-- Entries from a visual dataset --
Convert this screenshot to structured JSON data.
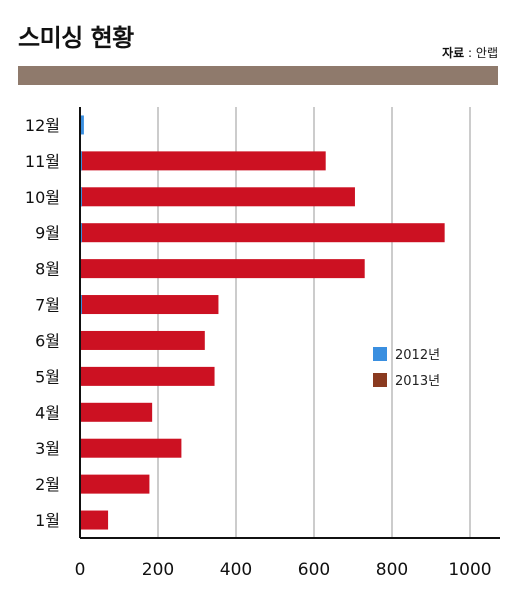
{
  "header": {
    "title": "스미싱 현황",
    "source_label": "자료",
    "source_sep": " : ",
    "source_value": "안랩"
  },
  "colors": {
    "band": "#8f7a6c",
    "series_2012": "#3a8fe0",
    "series_2013": "#cc1122",
    "series_2013_legend": "#8a3a20",
    "grid": "#999999",
    "axis": "#111111"
  },
  "chart_data": {
    "type": "bar",
    "orientation": "horizontal",
    "categories": [
      "12월",
      "11월",
      "10월",
      "9월",
      "8월",
      "7월",
      "6월",
      "5월",
      "4월",
      "3월",
      "2월",
      "1월"
    ],
    "series": [
      {
        "name": "2012년",
        "values": [
          10,
          3,
          3,
          3,
          0,
          3,
          0,
          0,
          0,
          0,
          0,
          0
        ]
      },
      {
        "name": "2013년",
        "values": [
          0,
          630,
          705,
          935,
          730,
          355,
          320,
          345,
          185,
          260,
          178,
          72
        ]
      }
    ],
    "xticks": [
      "0",
      "200",
      "400",
      "600",
      "800",
      "1000"
    ],
    "xlim": [
      0,
      1000
    ],
    "grid": true,
    "legend_position": "center-right"
  }
}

-- WRITTEN TASK --
Give the entries again word for word, but skip the pictures.

-- EXPECTED ANSWER --
Convert this screenshot to structured JSON data.
{
  "header": {
    "title": "스미싱 현황",
    "source_label": "자료",
    "source_sep": " : ",
    "source_value": "안랩"
  },
  "colors": {
    "band": "#8f7a6c",
    "series_2012": "#3a8fe0",
    "series_2013": "#cc1122",
    "series_2013_legend": "#8a3a20",
    "grid": "#999999",
    "axis": "#111111"
  },
  "chart_data": {
    "type": "bar",
    "orientation": "horizontal",
    "categories": [
      "12월",
      "11월",
      "10월",
      "9월",
      "8월",
      "7월",
      "6월",
      "5월",
      "4월",
      "3월",
      "2월",
      "1월"
    ],
    "series": [
      {
        "name": "2012년",
        "values": [
          10,
          3,
          3,
          3,
          0,
          3,
          0,
          0,
          0,
          0,
          0,
          0
        ]
      },
      {
        "name": "2013년",
        "values": [
          0,
          630,
          705,
          935,
          730,
          355,
          320,
          345,
          185,
          260,
          178,
          72
        ]
      }
    ],
    "xticks": [
      "0",
      "200",
      "400",
      "600",
      "800",
      "1000"
    ],
    "xlim": [
      0,
      1000
    ],
    "grid": true,
    "legend_position": "center-right"
  }
}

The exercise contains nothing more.